Collected data entries:

━━━━━━━━━━━━━━━━━━━━

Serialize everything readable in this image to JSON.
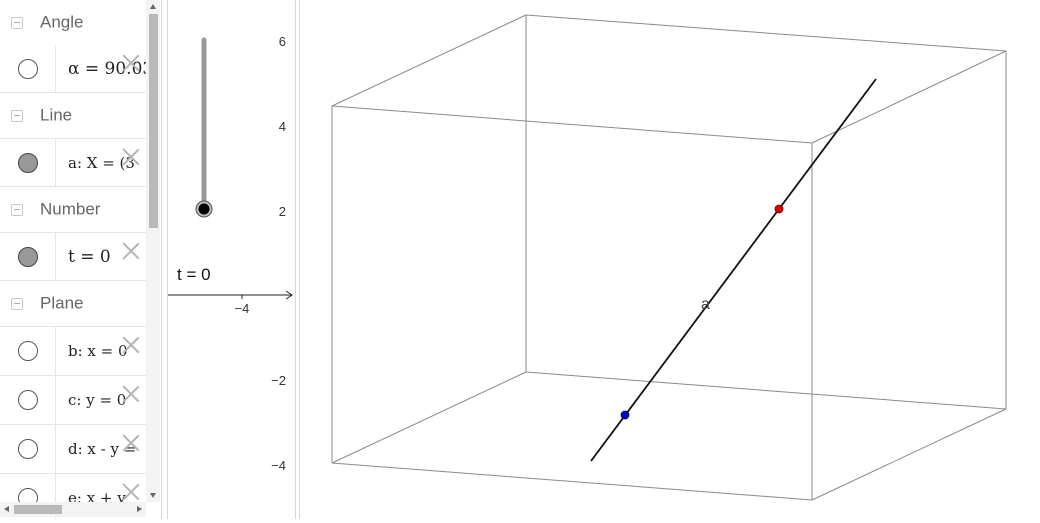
{
  "algebra": {
    "categories": [
      {
        "label": "Angle"
      },
      {
        "label": "Line"
      },
      {
        "label": "Number"
      },
      {
        "label": "Plane"
      }
    ],
    "items": [
      {
        "expr": "α = 90.03",
        "visible": false
      },
      {
        "expr": "a: X = (3",
        "visible": true
      },
      {
        "expr": "t = 0",
        "visible": true
      },
      {
        "expr": "b: x = 0",
        "visible": false
      },
      {
        "expr": "c: y = 0",
        "visible": false
      },
      {
        "expr": "d: x - y =",
        "visible": false
      },
      {
        "expr": "e: x + y",
        "visible": false
      }
    ]
  },
  "graphics2d": {
    "slider_label": "t = 0",
    "y_ticks": [
      "6",
      "4",
      "2",
      "−2",
      "−4"
    ],
    "x_ticks": [
      "−4"
    ]
  },
  "graphics3d": {
    "line_label": "a",
    "point_colors": {
      "point_1": "#e00000",
      "point_2": "#0000cc"
    }
  }
}
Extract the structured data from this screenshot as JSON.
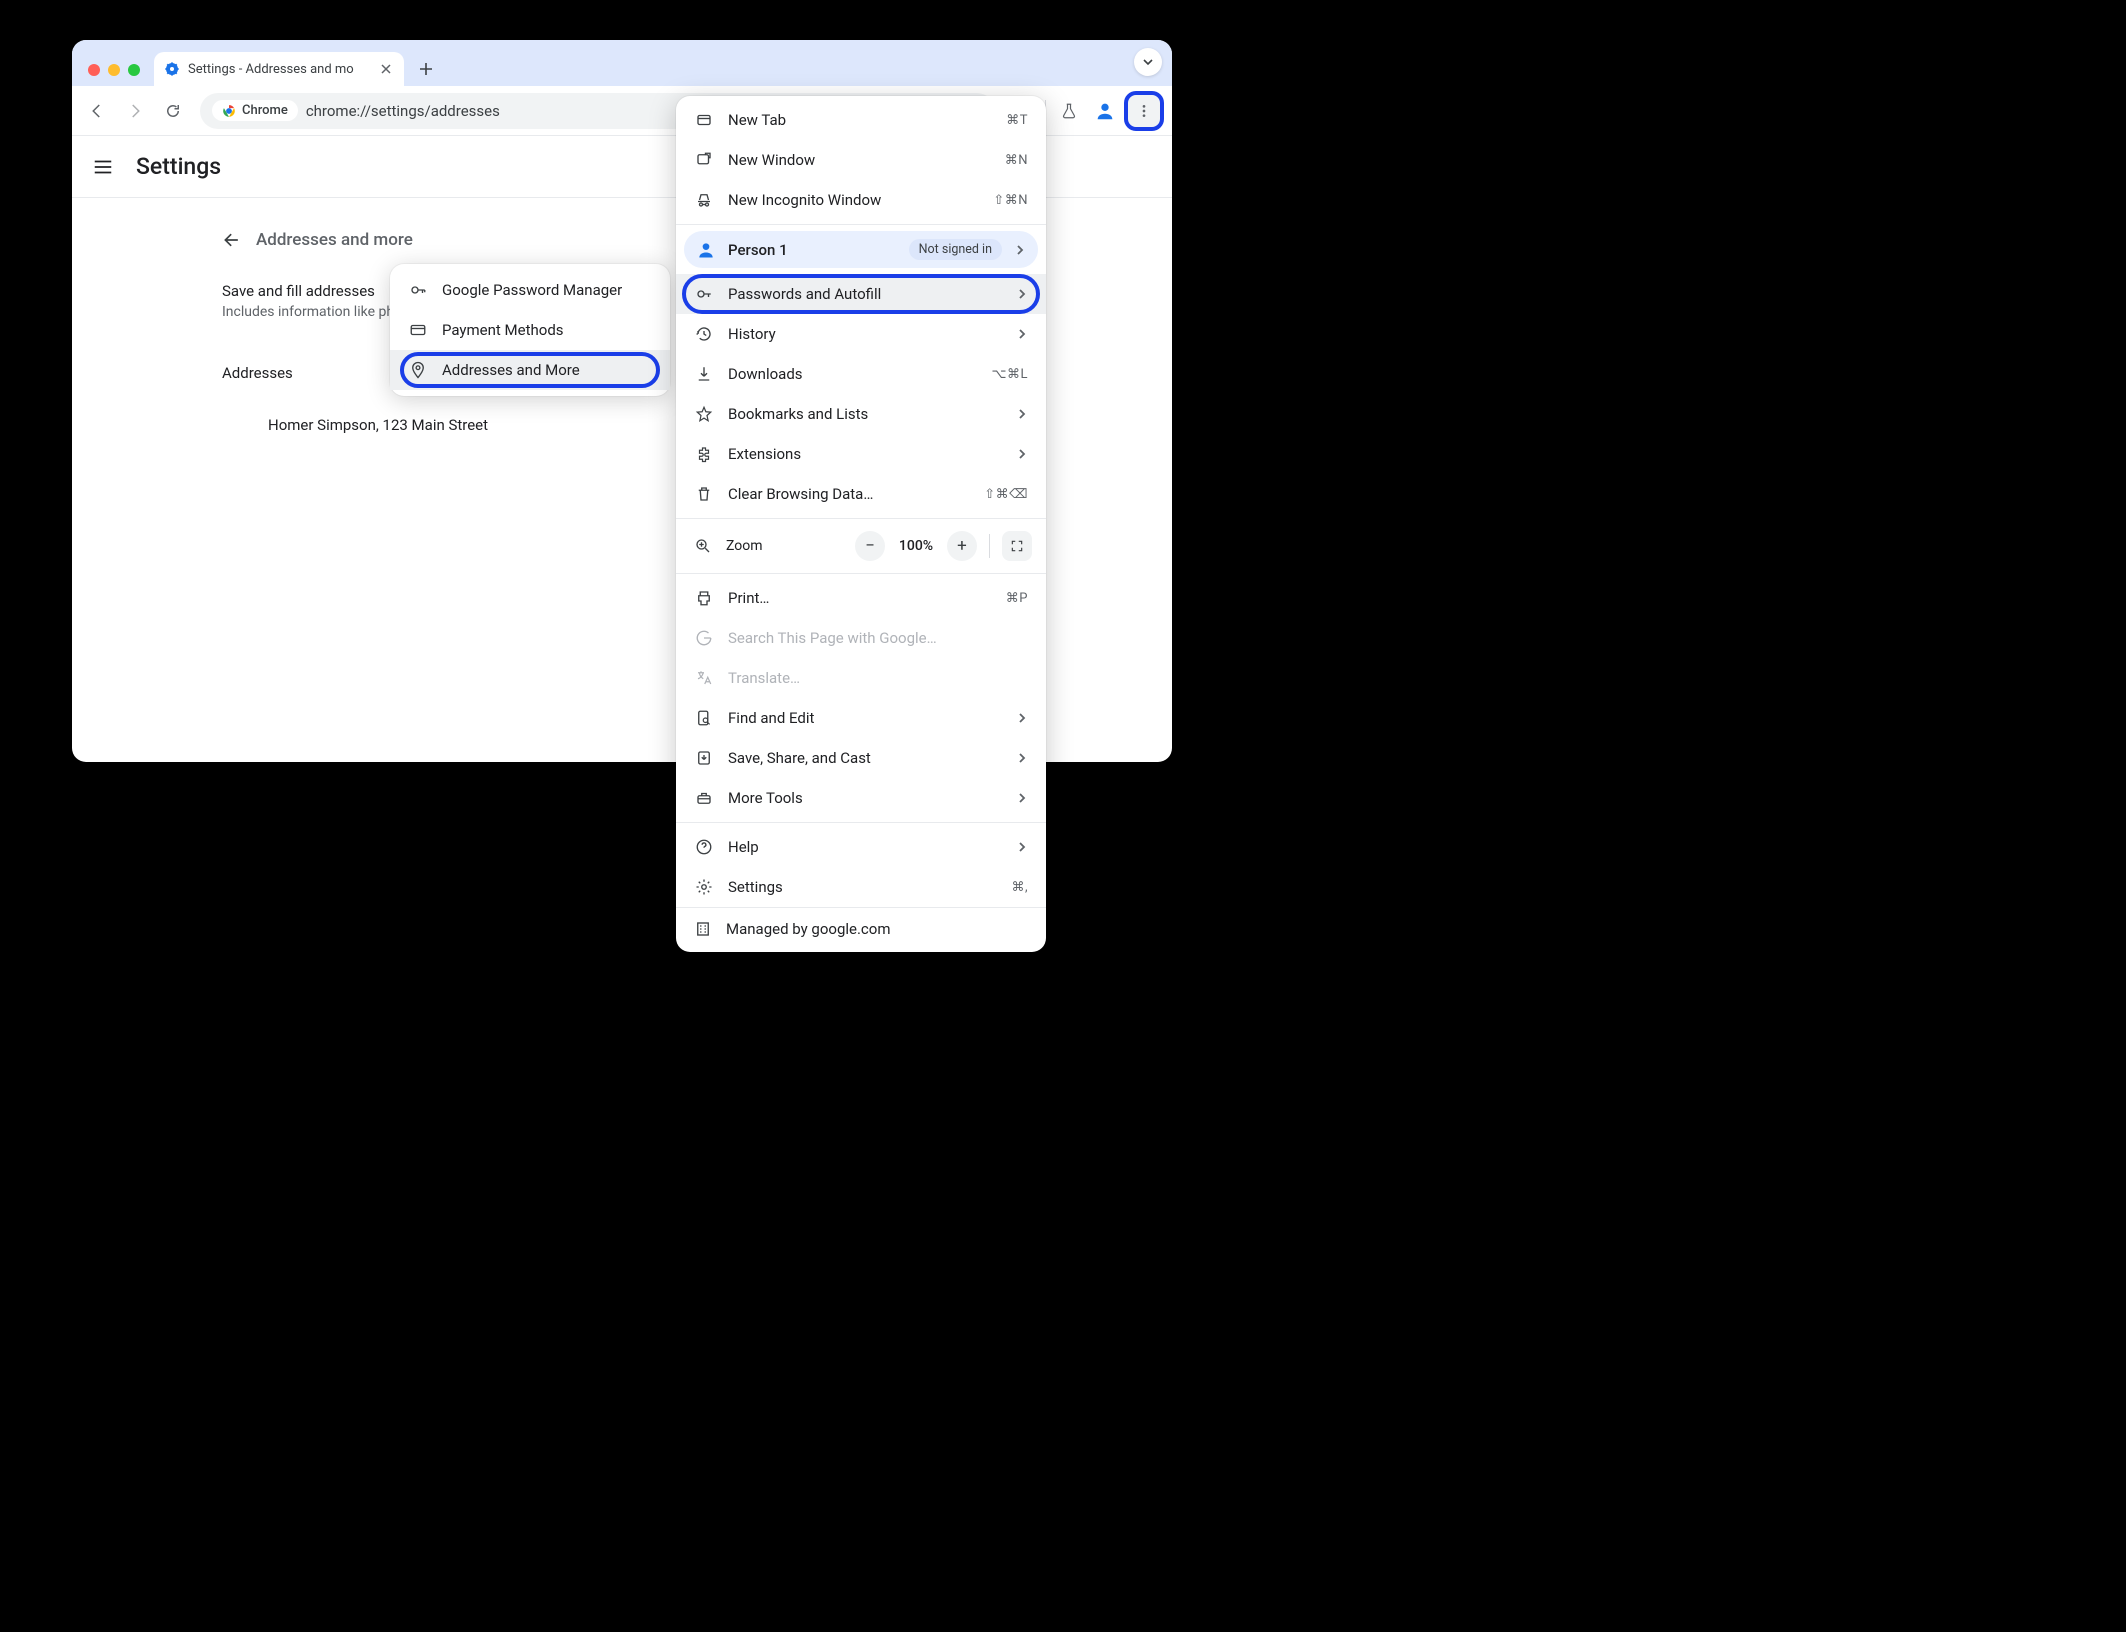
{
  "tab": {
    "title": "Settings - Addresses and mo"
  },
  "toolbar": {
    "chrome_chip": "Chrome",
    "url": "chrome://settings/addresses"
  },
  "page": {
    "title": "Settings",
    "section": "Addresses and more",
    "setting_label": "Save and fill addresses",
    "setting_desc": "Includes information like phon",
    "addresses_heading": "Addresses",
    "address_entry": "Homer Simpson, 123 Main Street"
  },
  "submenu": {
    "items": [
      {
        "label": "Google Password Manager"
      },
      {
        "label": "Payment Methods"
      },
      {
        "label": "Addresses and More",
        "highlighted": true
      }
    ]
  },
  "chrome_menu": {
    "new_tab": {
      "label": "New Tab",
      "shortcut": "⌘T"
    },
    "new_window": {
      "label": "New Window",
      "shortcut": "⌘N"
    },
    "new_incognito": {
      "label": "New Incognito Window",
      "shortcut": "⇧⌘N"
    },
    "profile": {
      "name": "Person 1",
      "status": "Not signed in"
    },
    "passwords": {
      "label": "Passwords and Autofill"
    },
    "history": {
      "label": "History"
    },
    "downloads": {
      "label": "Downloads",
      "shortcut": "⌥⌘L"
    },
    "bookmarks": {
      "label": "Bookmarks and Lists"
    },
    "extensions": {
      "label": "Extensions"
    },
    "clear_data": {
      "label": "Clear Browsing Data…",
      "shortcut": "⇧⌘⌫"
    },
    "zoom": {
      "label": "Zoom",
      "percent": "100%"
    },
    "print": {
      "label": "Print…",
      "shortcut": "⌘P"
    },
    "search_page": {
      "label": "Search This Page with Google…"
    },
    "translate": {
      "label": "Translate…"
    },
    "find_edit": {
      "label": "Find and Edit"
    },
    "save_share": {
      "label": "Save, Share, and Cast"
    },
    "more_tools": {
      "label": "More Tools"
    },
    "help": {
      "label": "Help"
    },
    "settings": {
      "label": "Settings",
      "shortcut": "⌘,"
    },
    "managed": {
      "label": "Managed by google.com"
    }
  }
}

━━━━━━━━━━━━━━━━━━━━

Exercise prompt: Filter the data, keeping only the lines that contain "expr".

Exercise solution:
        "expr": "α = 90.03",
        "expr": "a: X = (3",
        "expr": "t = 0",
        "expr": "b: x = 0",
        "expr": "c: y = 0",
        "expr": "d: x - y =",
        "expr": "e: x + y",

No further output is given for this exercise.